>> START Given records

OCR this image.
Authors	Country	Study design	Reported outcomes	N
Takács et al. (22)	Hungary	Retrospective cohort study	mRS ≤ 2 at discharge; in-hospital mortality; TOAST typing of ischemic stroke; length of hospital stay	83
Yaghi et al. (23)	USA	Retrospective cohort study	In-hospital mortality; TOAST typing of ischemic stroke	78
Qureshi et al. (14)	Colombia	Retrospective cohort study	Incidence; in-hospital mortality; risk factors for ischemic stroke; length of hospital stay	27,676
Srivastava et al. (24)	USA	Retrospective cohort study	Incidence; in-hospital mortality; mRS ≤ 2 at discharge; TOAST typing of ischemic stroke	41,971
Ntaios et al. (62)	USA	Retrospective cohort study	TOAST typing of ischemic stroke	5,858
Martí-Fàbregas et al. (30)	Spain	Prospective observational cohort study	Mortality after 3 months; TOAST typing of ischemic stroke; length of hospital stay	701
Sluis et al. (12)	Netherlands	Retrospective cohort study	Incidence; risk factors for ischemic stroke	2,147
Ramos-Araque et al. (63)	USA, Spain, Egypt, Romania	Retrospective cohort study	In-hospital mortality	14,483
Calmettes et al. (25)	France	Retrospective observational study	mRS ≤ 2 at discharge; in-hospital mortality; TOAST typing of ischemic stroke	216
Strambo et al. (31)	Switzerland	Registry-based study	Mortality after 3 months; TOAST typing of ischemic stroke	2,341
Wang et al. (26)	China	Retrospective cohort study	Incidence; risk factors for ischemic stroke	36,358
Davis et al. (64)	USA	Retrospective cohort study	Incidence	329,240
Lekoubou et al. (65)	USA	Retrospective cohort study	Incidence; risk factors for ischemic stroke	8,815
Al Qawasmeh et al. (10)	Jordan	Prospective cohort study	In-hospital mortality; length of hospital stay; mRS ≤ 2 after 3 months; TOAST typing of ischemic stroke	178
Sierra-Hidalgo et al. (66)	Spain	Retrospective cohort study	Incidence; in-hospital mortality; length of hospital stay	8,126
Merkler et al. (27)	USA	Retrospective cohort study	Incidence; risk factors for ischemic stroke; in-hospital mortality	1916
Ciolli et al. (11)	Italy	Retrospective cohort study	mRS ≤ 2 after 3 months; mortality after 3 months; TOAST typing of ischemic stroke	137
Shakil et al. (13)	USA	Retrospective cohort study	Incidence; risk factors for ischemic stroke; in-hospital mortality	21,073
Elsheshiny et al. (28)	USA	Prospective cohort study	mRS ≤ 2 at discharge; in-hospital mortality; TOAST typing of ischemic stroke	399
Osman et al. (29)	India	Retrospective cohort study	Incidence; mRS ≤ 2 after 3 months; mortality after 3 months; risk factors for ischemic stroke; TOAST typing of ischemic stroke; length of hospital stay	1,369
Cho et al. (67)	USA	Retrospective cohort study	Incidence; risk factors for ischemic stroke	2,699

>> END Given records

→ Exercise instructions:
Above are the records; retype every one exactly.

→ Task response:
OCR this image.
Authors	Country	Study design	Reported outcomes	N
Takács et al. (22)	Hungary	Retrospective cohort study	mRS ≤ 2 at discharge; in-hospital mortality; TOAST typing of ischemic stroke; length of hospital stay	83
Yaghi et al. (23)	USA	Retrospective cohort study	In-hospital mortality; TOAST typing of ischemic stroke	78
Qureshi et al. (14)	Colombia	Retrospective cohort study	Incidence; in-hospital mortality; risk factors for ischemic stroke; length of hospital stay	27,676
Srivastava et al. (24)	USA	Retrospective cohort study	Incidence; in-hospital mortality; mRS ≤ 2 at discharge; TOAST typing of ischemic stroke	41,971
Ntaios et al. (62)	USA	Retrospective cohort study	TOAST typing of ischemic stroke	5,858
Martí-Fàbregas et al. (30)	Spain	Prospective observational cohort study	Mortality after 3 months; TOAST typing of ischemic stroke; length of hospital stay	701
Sluis et al. (12)	Netherlands	Retrospective cohort study	Incidence; risk factors for ischemic stroke	2,147
Ramos-Araque et al. (63)	USA, Spain, Egypt, Romania	Retrospective cohort study	In-hospital mortality	14,483
Calmettes et al. (25)	France	Retrospective observational study	mRS ≤ 2 at discharge; in-hospital mortality; TOAST typing of ischemic stroke	216
Strambo et al. (31)	Switzerland	Registry-based study	Mortality after 3 months; TOAST typing of ischemic stroke	2,341
Wang et al. (26)	China	Retrospective cohort study	Incidence; risk factors for ischemic stroke	36,358
Davis et al. (64)	USA	Retrospective cohort study	Incidence	329,240
Lekoubou et al. (65)	USA	Retrospective cohort study	Incidence; risk factors for ischemic stroke	8,815
Al Qawasmeh et al. (10)	Jordan	Prospective cohort study	In-hospital mortality; length of hospital stay; mRS ≤ 2 after 3 months; TOAST typing of ischemic stroke	178
Sierra-Hidalgo et al. (66)	Spain	Retrospective cohort study	Incidence; in-hospital mortality; length of hospital stay	8,126
Merkler et al. (27)	USA	Retrospective cohort study	Incidence; risk factors for ischemic stroke; in-hospital mortality	1916
Ciolli et al. (11)	Italy	Retrospective cohort study	mRS ≤ 2 after 3 months; mortality after 3 months; TOAST typing of ischemic stroke	137
Shakil et al. (13)	USA	Retrospective cohort study	Incidence; risk factors for ischemic stroke; in-hospital mortality	21,073
Elsheshiny et al. (28)	USA	Prospective cohort study	mRS ≤ 2 at discharge; in-hospital mortality; TOAST typing of ischemic stroke	399
Osman et al. (29)	India	Retrospective cohort study	Incidence; mRS ≤ 2 after 3 months; mortality after 3 months; risk factors for ischemic stroke; TOAST typing of ischemic stroke; length of hospital stay	1,369
Cho et al. (67)	USA	Retrospective cohort study	Incidence; risk factors for ischemic stroke	2,699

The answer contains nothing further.